Given instruction: Make an exact copy of the lines below.
- - -
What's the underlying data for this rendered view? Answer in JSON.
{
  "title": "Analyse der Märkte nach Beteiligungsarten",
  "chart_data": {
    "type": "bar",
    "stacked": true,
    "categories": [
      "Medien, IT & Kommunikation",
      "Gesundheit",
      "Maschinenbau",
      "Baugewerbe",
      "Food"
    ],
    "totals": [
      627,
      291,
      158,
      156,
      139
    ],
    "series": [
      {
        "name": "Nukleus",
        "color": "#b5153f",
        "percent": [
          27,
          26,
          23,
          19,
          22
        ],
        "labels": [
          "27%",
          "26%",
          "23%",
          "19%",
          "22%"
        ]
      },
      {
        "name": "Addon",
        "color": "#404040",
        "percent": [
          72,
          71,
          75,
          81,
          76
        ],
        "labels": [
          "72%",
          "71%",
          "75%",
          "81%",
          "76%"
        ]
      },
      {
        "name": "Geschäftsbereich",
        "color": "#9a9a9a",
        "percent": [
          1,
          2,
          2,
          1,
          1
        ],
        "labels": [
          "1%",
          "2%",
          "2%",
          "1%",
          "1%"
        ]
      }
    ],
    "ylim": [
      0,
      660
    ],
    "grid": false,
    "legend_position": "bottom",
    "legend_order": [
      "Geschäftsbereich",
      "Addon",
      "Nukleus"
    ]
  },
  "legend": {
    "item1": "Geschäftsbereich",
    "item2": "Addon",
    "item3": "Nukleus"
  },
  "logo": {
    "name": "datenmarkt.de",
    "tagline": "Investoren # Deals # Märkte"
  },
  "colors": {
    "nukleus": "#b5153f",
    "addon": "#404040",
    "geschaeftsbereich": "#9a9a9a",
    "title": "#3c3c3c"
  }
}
- - -
Task result:
What's the underlying data for this rendered view? Answer in JSON.
{
  "title": "Analyse der Märkte nach Beteiligungsarten",
  "chart_data": {
    "type": "bar",
    "stacked": true,
    "categories": [
      "Medien, IT & Kommunikation",
      "Gesundheit",
      "Maschinenbau",
      "Baugewerbe",
      "Food"
    ],
    "totals": [
      627,
      291,
      158,
      156,
      139
    ],
    "series": [
      {
        "name": "Nukleus",
        "color": "#b5153f",
        "percent": [
          27,
          26,
          23,
          19,
          22
        ],
        "labels": [
          "27%",
          "26%",
          "23%",
          "19%",
          "22%"
        ]
      },
      {
        "name": "Addon",
        "color": "#404040",
        "percent": [
          72,
          71,
          75,
          81,
          76
        ],
        "labels": [
          "72%",
          "71%",
          "75%",
          "81%",
          "76%"
        ]
      },
      {
        "name": "Geschäftsbereich",
        "color": "#9a9a9a",
        "percent": [
          1,
          2,
          2,
          1,
          1
        ],
        "labels": [
          "1%",
          "2%",
          "2%",
          "1%",
          "1%"
        ]
      }
    ],
    "ylim": [
      0,
      660
    ],
    "grid": false,
    "legend_position": "bottom",
    "legend_order": [
      "Geschäftsbereich",
      "Addon",
      "Nukleus"
    ]
  },
  "legend": {
    "item1": "Geschäftsbereich",
    "item2": "Addon",
    "item3": "Nukleus"
  },
  "logo": {
    "name": "datenmarkt.de",
    "tagline": "Investoren # Deals # Märkte"
  },
  "colors": {
    "nukleus": "#b5153f",
    "addon": "#404040",
    "geschaeftsbereich": "#9a9a9a",
    "title": "#3c3c3c"
  }
}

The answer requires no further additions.